* TASK INSTRUCTIONS
Collect every line that includes the string "Current".

* DATA PROVIDED

--

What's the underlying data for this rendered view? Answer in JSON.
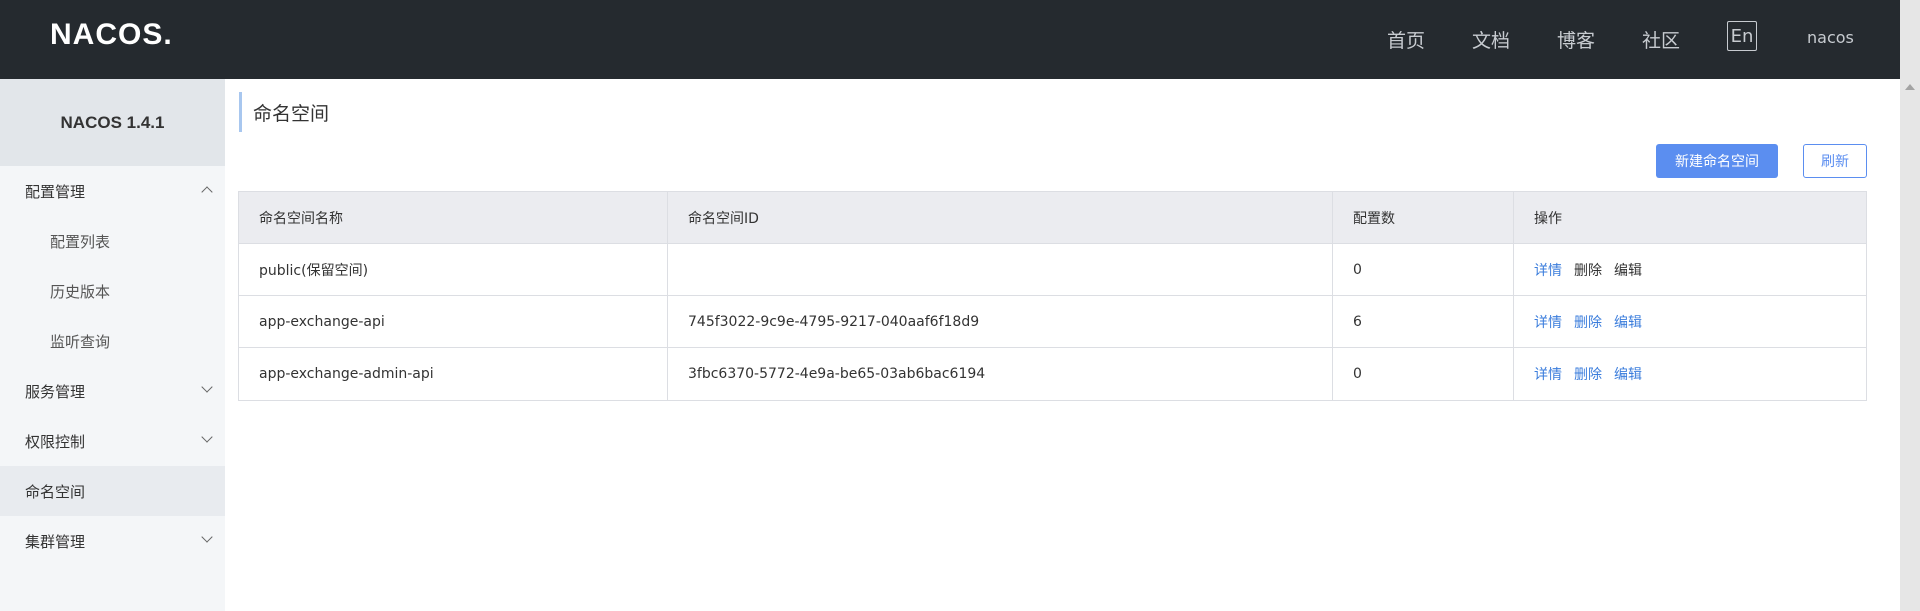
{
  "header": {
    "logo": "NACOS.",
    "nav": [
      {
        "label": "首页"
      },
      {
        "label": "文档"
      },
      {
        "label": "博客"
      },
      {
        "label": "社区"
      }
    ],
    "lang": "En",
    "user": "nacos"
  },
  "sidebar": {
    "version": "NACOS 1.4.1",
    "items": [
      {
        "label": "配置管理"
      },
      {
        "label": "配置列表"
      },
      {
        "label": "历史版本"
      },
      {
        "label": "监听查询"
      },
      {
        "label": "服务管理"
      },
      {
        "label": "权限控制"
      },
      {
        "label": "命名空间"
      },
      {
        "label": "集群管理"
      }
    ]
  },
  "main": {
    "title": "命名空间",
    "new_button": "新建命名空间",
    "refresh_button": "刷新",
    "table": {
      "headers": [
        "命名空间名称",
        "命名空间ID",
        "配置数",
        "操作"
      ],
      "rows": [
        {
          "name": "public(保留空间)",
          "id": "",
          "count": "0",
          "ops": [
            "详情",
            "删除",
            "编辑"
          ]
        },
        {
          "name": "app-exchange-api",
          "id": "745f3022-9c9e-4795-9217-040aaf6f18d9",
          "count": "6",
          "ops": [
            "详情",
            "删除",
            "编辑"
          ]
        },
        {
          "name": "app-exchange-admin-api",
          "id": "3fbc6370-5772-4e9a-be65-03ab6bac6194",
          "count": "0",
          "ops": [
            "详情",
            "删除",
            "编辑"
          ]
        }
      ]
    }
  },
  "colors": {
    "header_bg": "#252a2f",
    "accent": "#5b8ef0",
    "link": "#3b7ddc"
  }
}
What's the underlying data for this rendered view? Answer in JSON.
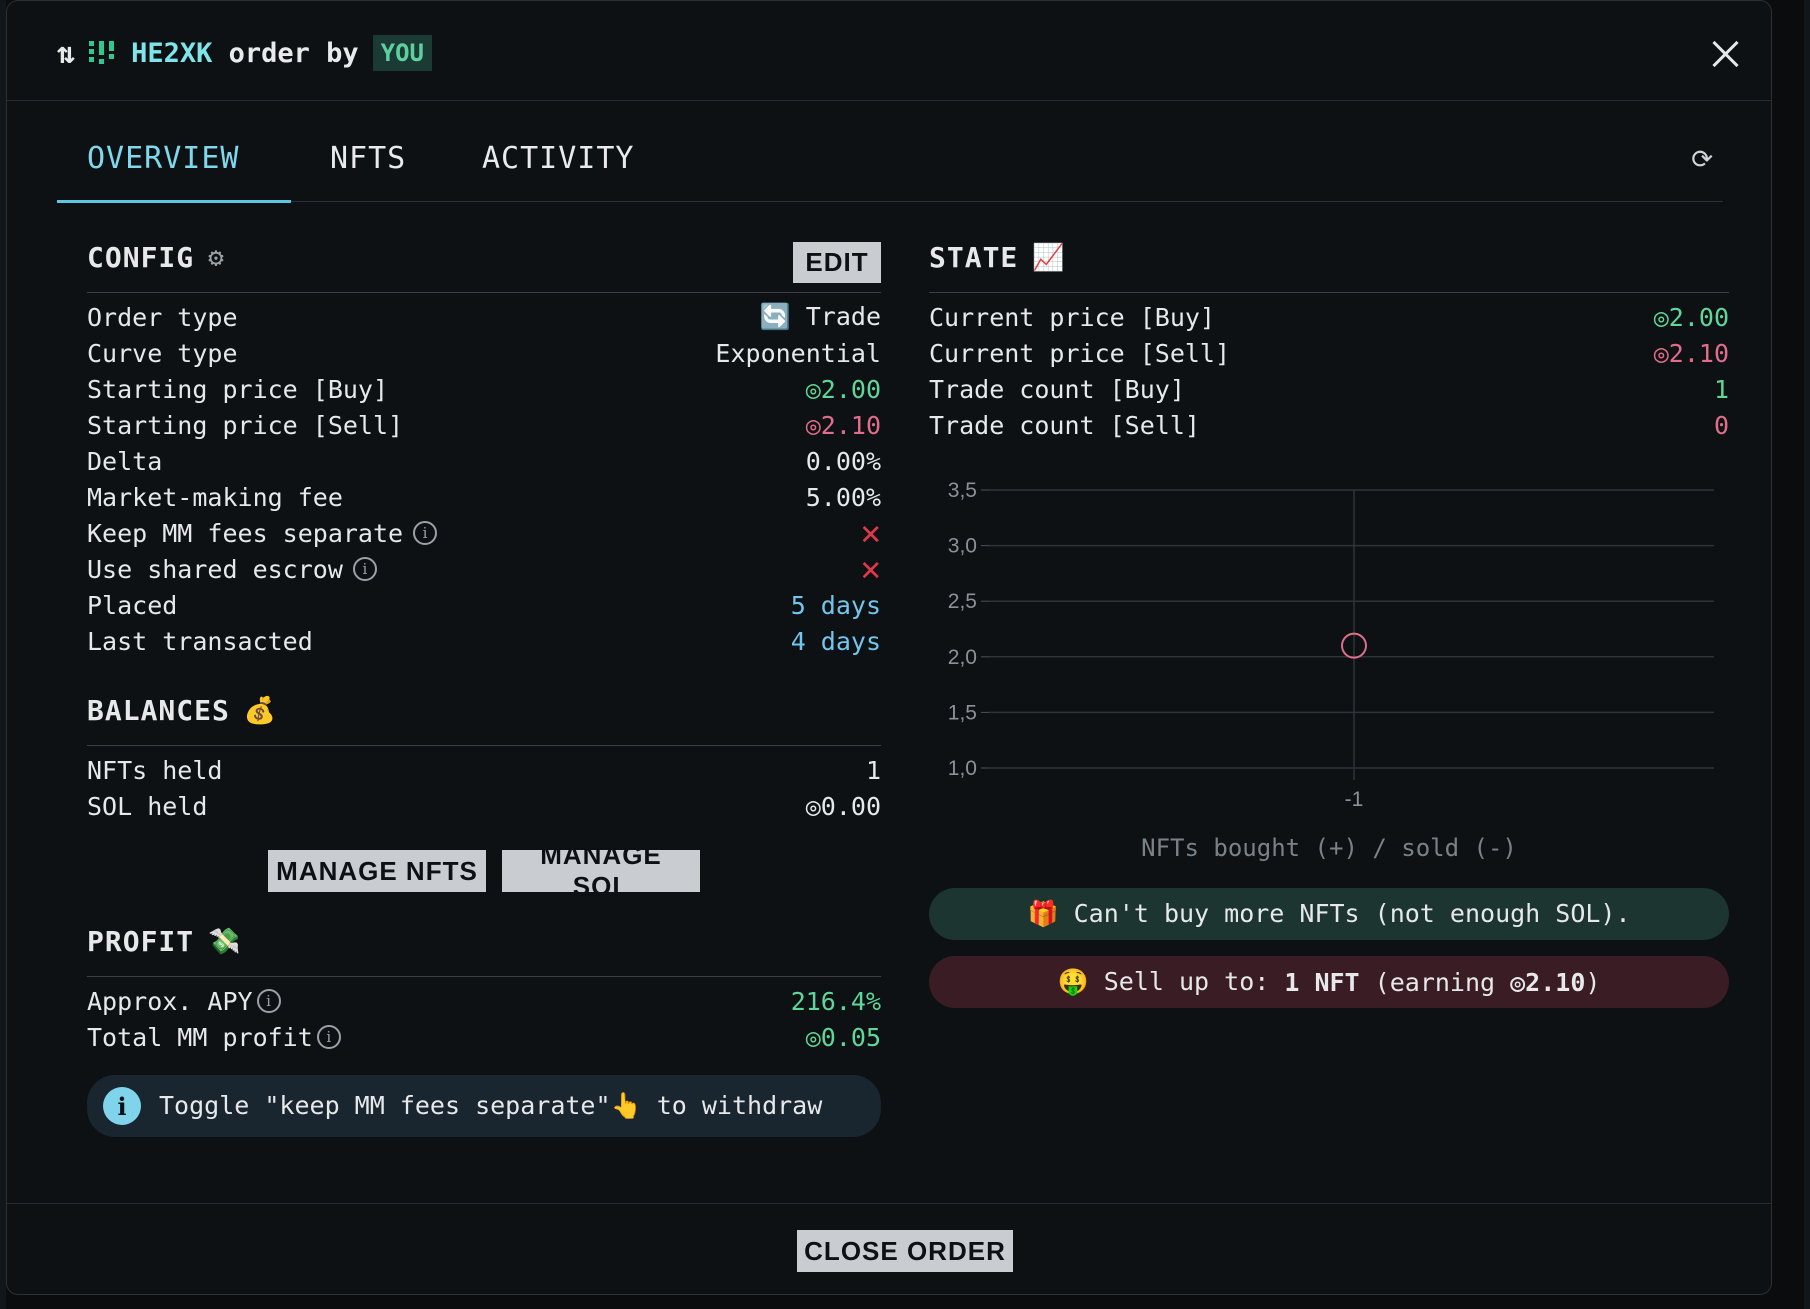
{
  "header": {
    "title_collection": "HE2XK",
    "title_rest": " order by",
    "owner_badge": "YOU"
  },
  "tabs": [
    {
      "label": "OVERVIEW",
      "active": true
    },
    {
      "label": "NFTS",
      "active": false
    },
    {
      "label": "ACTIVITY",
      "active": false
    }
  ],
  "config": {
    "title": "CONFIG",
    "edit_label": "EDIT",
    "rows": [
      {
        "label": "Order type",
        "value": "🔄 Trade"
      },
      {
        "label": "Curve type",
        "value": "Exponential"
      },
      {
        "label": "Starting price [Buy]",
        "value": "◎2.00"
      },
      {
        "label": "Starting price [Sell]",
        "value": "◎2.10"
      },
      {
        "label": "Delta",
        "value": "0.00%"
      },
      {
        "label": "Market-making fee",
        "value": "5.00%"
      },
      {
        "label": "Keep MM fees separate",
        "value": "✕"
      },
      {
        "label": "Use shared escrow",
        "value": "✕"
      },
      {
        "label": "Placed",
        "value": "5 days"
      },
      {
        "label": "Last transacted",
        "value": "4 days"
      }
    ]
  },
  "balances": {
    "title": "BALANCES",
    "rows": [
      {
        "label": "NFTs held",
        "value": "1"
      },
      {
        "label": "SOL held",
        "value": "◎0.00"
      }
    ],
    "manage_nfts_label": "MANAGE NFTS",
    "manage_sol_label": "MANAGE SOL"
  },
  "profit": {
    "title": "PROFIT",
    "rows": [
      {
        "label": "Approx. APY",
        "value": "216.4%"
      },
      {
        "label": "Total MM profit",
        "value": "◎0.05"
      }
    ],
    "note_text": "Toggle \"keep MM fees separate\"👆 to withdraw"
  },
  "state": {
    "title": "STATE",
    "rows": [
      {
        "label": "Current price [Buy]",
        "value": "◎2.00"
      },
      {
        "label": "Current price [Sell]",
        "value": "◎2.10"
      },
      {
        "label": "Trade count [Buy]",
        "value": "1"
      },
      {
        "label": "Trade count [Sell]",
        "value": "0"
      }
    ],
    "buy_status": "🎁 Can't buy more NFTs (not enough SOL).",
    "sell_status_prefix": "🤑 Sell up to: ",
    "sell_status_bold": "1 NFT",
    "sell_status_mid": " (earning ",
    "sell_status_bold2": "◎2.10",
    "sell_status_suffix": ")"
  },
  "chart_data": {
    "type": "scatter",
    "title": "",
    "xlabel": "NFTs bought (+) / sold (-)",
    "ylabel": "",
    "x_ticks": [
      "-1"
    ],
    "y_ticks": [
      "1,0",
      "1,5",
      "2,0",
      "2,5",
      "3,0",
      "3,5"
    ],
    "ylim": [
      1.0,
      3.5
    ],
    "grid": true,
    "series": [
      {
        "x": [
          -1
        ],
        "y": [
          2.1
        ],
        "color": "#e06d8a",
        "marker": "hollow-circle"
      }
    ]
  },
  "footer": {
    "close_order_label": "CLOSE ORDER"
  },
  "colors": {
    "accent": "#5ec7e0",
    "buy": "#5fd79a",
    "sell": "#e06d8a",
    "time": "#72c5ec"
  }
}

--

* CORRECT RESPONSE
        "label": "Current price [Buy]",
        "label": "Current price [Sell]",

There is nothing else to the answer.